## Rows from a dataset

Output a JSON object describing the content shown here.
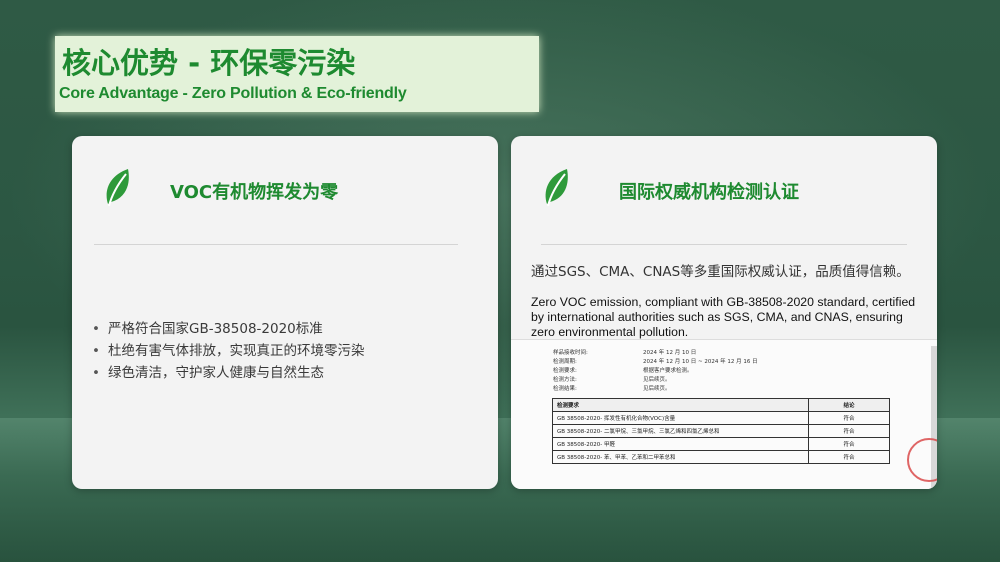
{
  "header": {
    "title_cn": "核心优势 - 环保零污染",
    "title_en": "Core Advantage - Zero Pollution & Eco-friendly"
  },
  "left_card": {
    "icon": "leaf-icon",
    "title": "VOC有机物挥发为零",
    "bullets": [
      "严格符合国家GB-38508-2020标准",
      "杜绝有害气体排放，实现真正的环境零污染",
      "绿色清洁，守护家人健康与自然生态"
    ]
  },
  "right_card": {
    "icon": "leaf-icon",
    "title": "国际权威机构检测认证",
    "desc_cn": "通过SGS、CMA、CNAS等多重国际权威认证，品质值得信赖。",
    "desc_en": "Zero VOC emission, compliant with GB-38508-2020 standard, certified by international authorities such as SGS, CMA, and CNAS, ensuring zero environmental pollution.",
    "certificate": {
      "info": [
        {
          "label": "样品接收时间:",
          "value": "2024 年 12 月 10 日"
        },
        {
          "label": "检测周期:",
          "value": "2024 年 12 月 10 日 ~ 2024 年 12 月 16 日"
        },
        {
          "label": "检测要求:",
          "value": "根据客户要求检测。"
        },
        {
          "label": "检测方法:",
          "value": "见后续页。"
        },
        {
          "label": "检测结果:",
          "value": "见后续页。"
        }
      ],
      "table_header": {
        "requirement": "检测要求",
        "conclusion": "结论"
      },
      "rows": [
        {
          "requirement": "GB 38508-2020- 挥发性有机化合物(VOC)含量",
          "conclusion": "符合"
        },
        {
          "requirement": "GB 38508-2020- 二氯甲烷、三氯甲烷、三氯乙烯和四氯乙烯总和",
          "conclusion": "符合"
        },
        {
          "requirement": "GB 38508-2020- 甲醛",
          "conclusion": "符合"
        },
        {
          "requirement": "GB 38508-2020- 苯、甲苯、乙苯和二甲苯总和",
          "conclusion": "符合"
        }
      ]
    }
  },
  "colors": {
    "accent_green": "#1e8a30",
    "title_bg": "#e3f2d9",
    "card_bg": "#f3f3f3",
    "stamp_red": "#d94a4a"
  }
}
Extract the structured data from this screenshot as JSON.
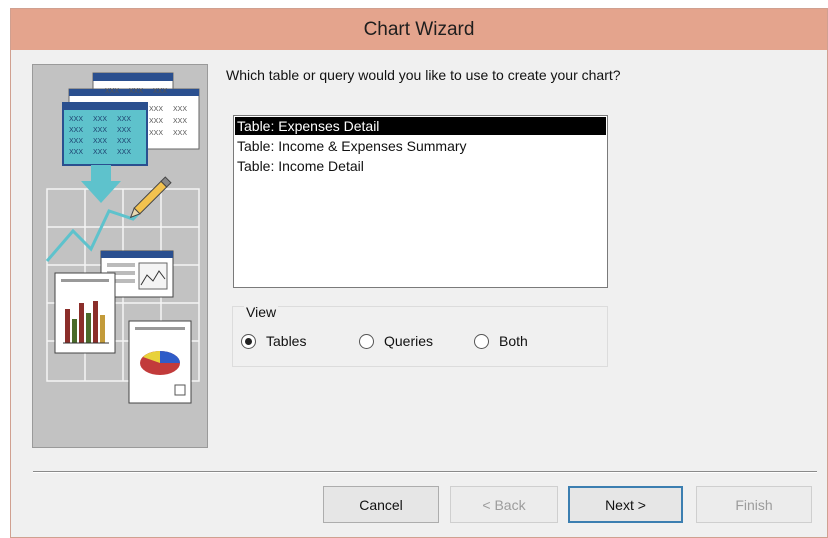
{
  "window": {
    "title": "Chart Wizard"
  },
  "prompt": "Which table or query would you like to use to create your chart?",
  "list": {
    "items": [
      "Table: Expenses Detail",
      "Table: Income & Expenses Summary",
      "Table: Income Detail"
    ],
    "selected_index": 0
  },
  "view": {
    "legend": "View",
    "options": [
      "Tables",
      "Queries",
      "Both"
    ],
    "selected": "Tables"
  },
  "buttons": {
    "cancel": "Cancel",
    "back": "< Back",
    "next": "Next >",
    "finish": "Finish"
  },
  "illustration": {
    "sheet_text": "XXX"
  },
  "colors": {
    "titlebar": "#e4a48d",
    "selection": "#000000",
    "default_button_border": "#3c7fb1"
  }
}
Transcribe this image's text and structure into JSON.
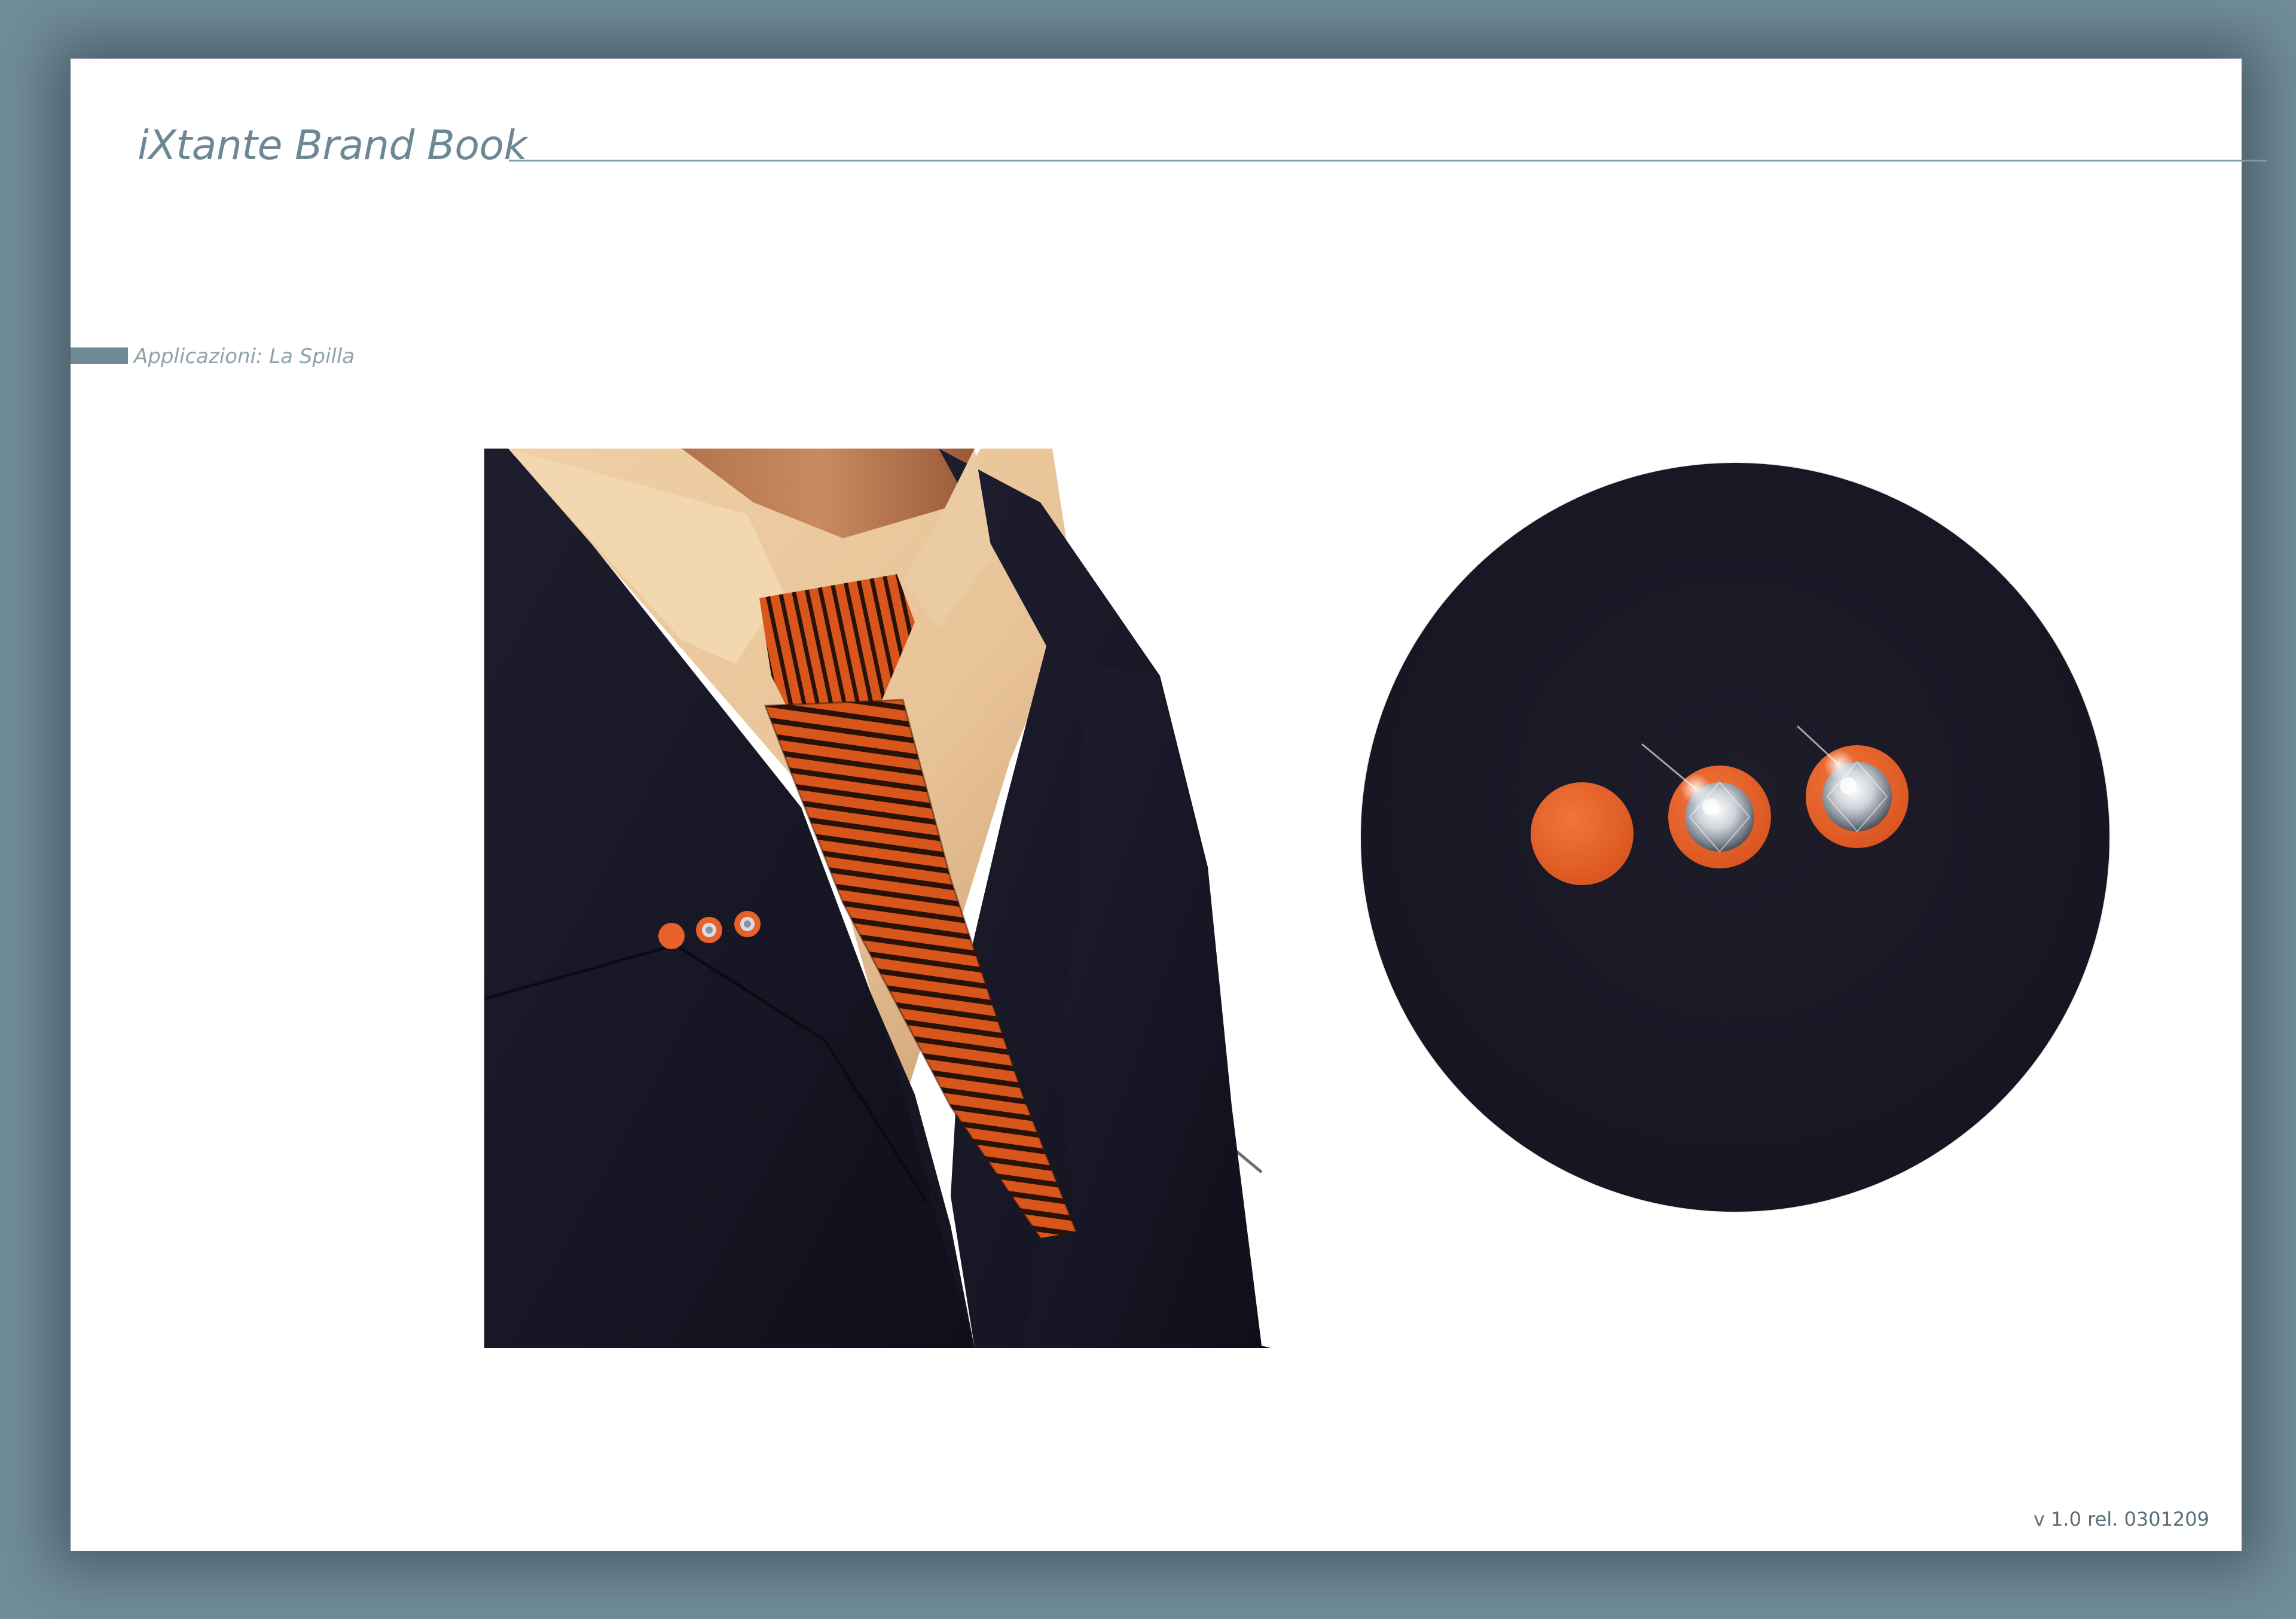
{
  "document": {
    "title": "iXtante Brand Book",
    "section": "Applicazioni: La Spilla",
    "version": "v 1.0 rel. 0301209"
  },
  "colors": {
    "background": "#718d99",
    "page": "#ffffff",
    "title_text": "#6e8795",
    "accent_orange": "#e8612a",
    "jacket_navy": "#1a1a2e"
  },
  "images": {
    "suit_photo": "suit-with-orange-striped-tie-and-pin",
    "pin_closeup": "three-orange-pins-with-crystals-closeup"
  }
}
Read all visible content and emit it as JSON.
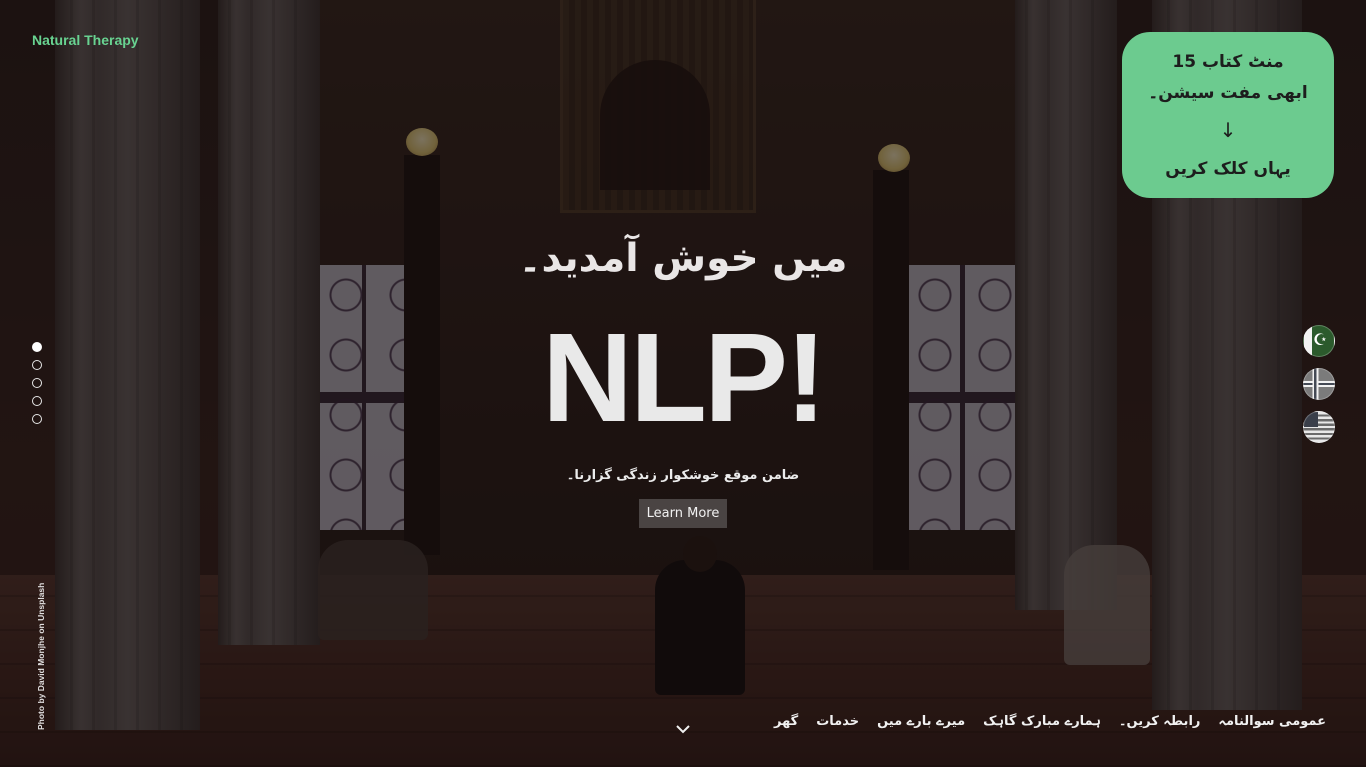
{
  "brand": {
    "name": "Natural Therapy"
  },
  "promo": {
    "line1": "منٹ کتاب 15",
    "line2": "ابھی مفت سیشن۔",
    "arrow": "↓",
    "line3": "یہاں کلک کریں"
  },
  "hero": {
    "welcome": "میں خوش آمدید۔",
    "title": "NLP!",
    "subtitle": "ضامن موقع خوشکوار زندگی گزارنا۔",
    "cta": "Learn More"
  },
  "slides": {
    "count": 5,
    "active": 1
  },
  "languages": [
    "pakistan-flag",
    "norway-flag",
    "usa-flag"
  ],
  "photo_credit": "Photo by David Monjhe on Unsplash",
  "nav": {
    "items": [
      "عمومی سوالنامہ",
      "رابطہ کریں۔",
      "ہمارے مبارک گاہک",
      "میرے بارے میں",
      "خدمات",
      "گھر"
    ]
  },
  "colors": {
    "accent": "#68d391",
    "promo_bg": "#6ccb8f"
  }
}
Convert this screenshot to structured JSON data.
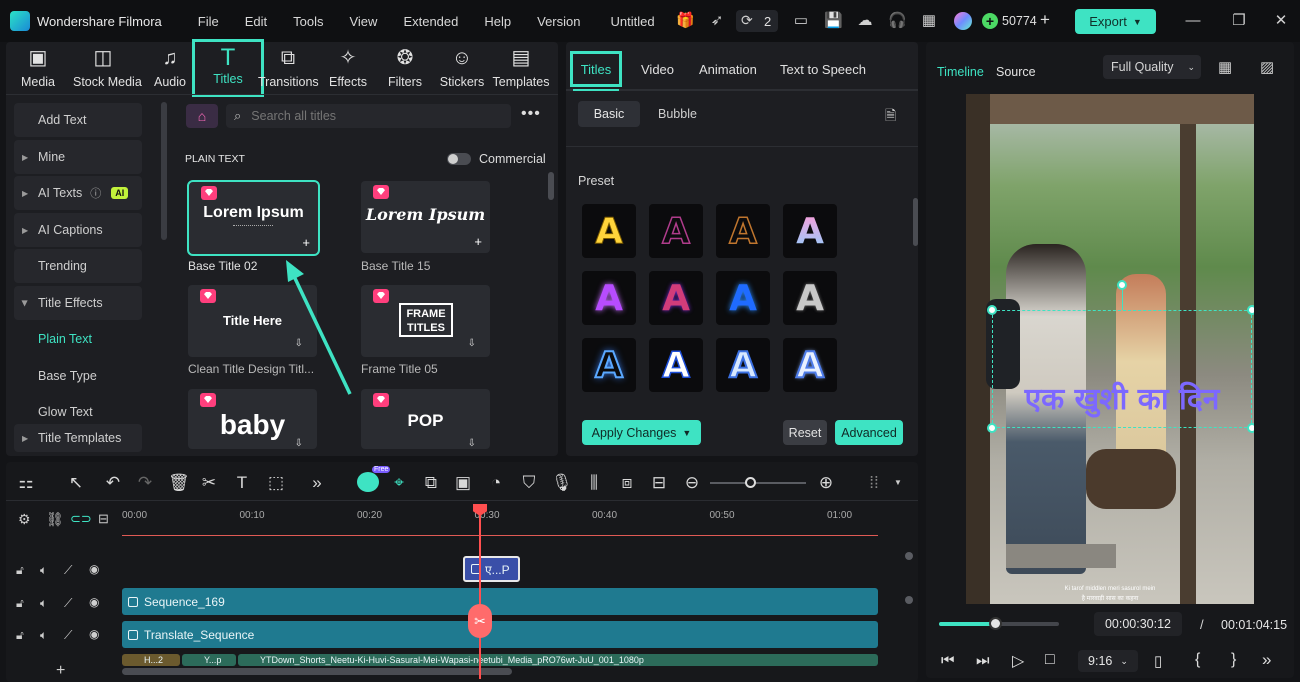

## WORK TO COMPLETE
Copy every line that includes the string "Income" from the material above.

## COMPLETE OUTPUT
      "Table: Income & Expenses Summary",
      "Table: Income Detail"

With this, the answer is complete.